### [Your objective]
Give back each line of the data exactly as it reads, minus the pictures.

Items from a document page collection
= Beginning of Section =
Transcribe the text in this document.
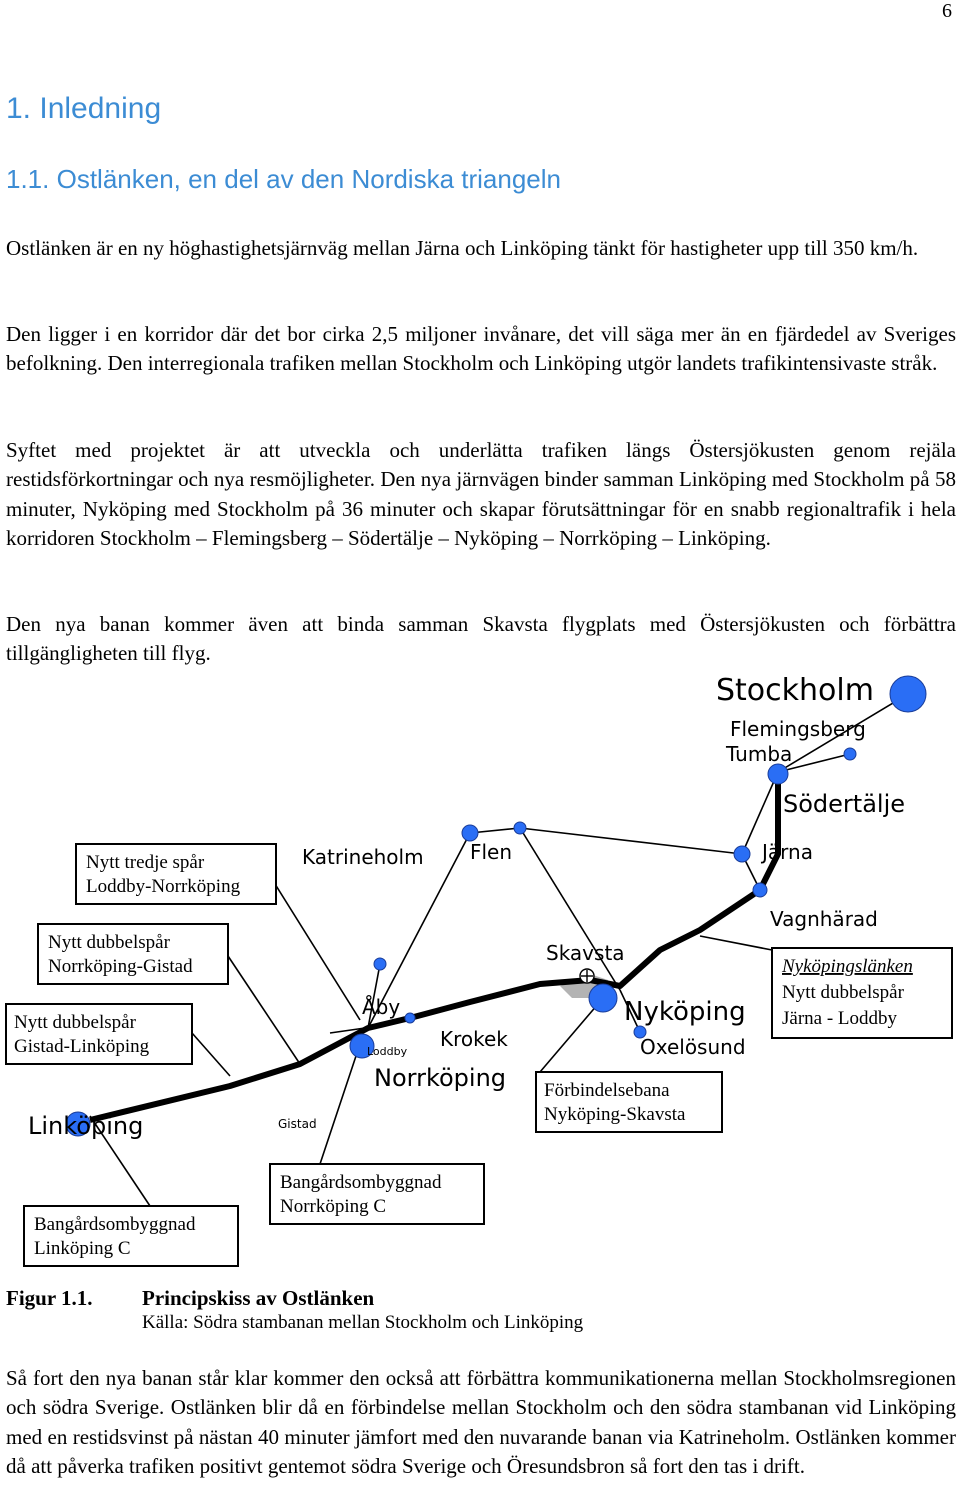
6
1. Inledning
1.1. Ostlänken, en del av den Nordiska triangeln

Ostlänken är en ny höghastighetsjärnväg mellan Järna och Linköping tänkt för hastigheter upp till 350 km/h.

Den ligger i en korridor där det bor cirka 2,5 miljoner invånare, det vill säga mer än en fjärdedel av Sveriges befolkning. Den interregionala trafiken mellan Stockholm och Linköping utgör landets trafikintensivaste stråk.

Syftet med projektet är att utveckla och underlätta trafiken längs Östersjökusten genom rejäla restidsförkortningar och nya resmöjligheter. Den nya järnvägen binder samman Linköping med Stockholm på 58 minuter, Nyköping med Stockholm på 36 minuter och skapar förutsättningar för en snabb regionaltrafik i hela korridoren Stockholm – Flemingsberg – Södertälje – Nyköping – Norrköping – Linköping.

Den nya banan kommer även att binda samman Skavsta flygplats med Östersjökusten och förbättra tillgängligheten till flyg.

Stockholm
Flemingsberg
Tumba
Södertälje
Järna
Vagnhärad
Flen
Katrineholm
Skavsta
Nyköping
Oxelösund
Åby
Krokek
Loddby
Norrköping
Gistad
Linköping
Nytt tredje spår
Loddby-Norrköping
Nytt dubbelspår
Norrköping-Gistad
Nytt dubbelspår
Gistad-Linköping
Nyköpingslänken
Nytt dubbelspår
Järna - Loddby
Förbindelsebana
Nyköping-Skavsta
Bangårdsombyggnad
Norrköping C
Bangårdsombyggnad
Linköping C
Figur 1.1. Principskiss av Ostlänken
Källa: Södra stambanan mellan Stockholm och Linköping

Så fort den nya banan står klar kommer den också att förbättra kommunikationerna mellan Stockholmsregionen och södra Sverige. Ostlänken blir då en förbindelse mellan Stockholm och den södra stambanan vid Linköping med en restidsvinst på nästan 40 minuter jämfort med den nuvarande banan via Katrineholm. Ostlänken kommer då att påverka trafiken positivt gentemot södra Sverige och Öresundsbron så fort den tas i drift.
= End of Section =
### [Output for this task]
Transcribe the text in this document.
6
1. Inledning
1.1. Ostlänken, en del av den Nordiska triangeln

Ostlänken är en ny höghastighetsjärnväg mellan Järna och Linköping tänkt för hastigheter upp till 350 km/h.

Den ligger i en korridor där det bor cirka 2,5 miljoner invånare, det vill säga mer än en fjärdedel av Sveriges befolkning. Den interregionala trafiken mellan Stockholm och Linköping utgör landets trafikintensivaste stråk.

Syftet med projektet är att utveckla och underlätta trafiken längs Östersjökusten genom rejäla restidsförkortningar och nya resmöjligheter. Den nya järnvägen binder samman Linköping med Stockholm på 58 minuter, Nyköping med Stockholm på 36 minuter och skapar förutsättningar för en snabb regionaltrafik i hela korridoren Stockholm – Flemingsberg – Södertälje – Nyköping – Norrköping – Linköping.

Den nya banan kommer även att binda samman Skavsta flygplats med Östersjökusten och förbättra tillgängligheten till flyg.

Stockholm
Flemingsberg
Tumba
Södertälje
Järna
Vagnhärad
Flen
Katrineholm
Skavsta
Nyköping
Oxelösund
Åby
Krokek
Loddby
Norrköping
Gistad
Linköping
Nytt tredje spår
Loddby-Norrköping
Nytt dubbelspår
Norrköping-Gistad
Nytt dubbelspår
Gistad-Linköping
Nyköpingslänken
Nytt dubbelspår
Järna - Loddby
Förbindelsebana
Nyköping-Skavsta
Bangårdsombyggnad
Norrköping C
Bangårdsombyggnad
Linköping C
Figur 1.1. Principskiss av Ostlänken
Källa: Södra stambanan mellan Stockholm och Linköping

Så fort den nya banan står klar kommer den också att förbättra kommunikationerna mellan Stockholmsregionen och södra Sverige. Ostlänken blir då en förbindelse mellan Stockholm och den södra stambanan vid Linköping med en restidsvinst på nästan 40 minuter jämfort med den nuvarande banan via Katrineholm. Ostlänken kommer då att påverka trafiken positivt gentemot södra Sverige och Öresundsbron så fort den tas i drift.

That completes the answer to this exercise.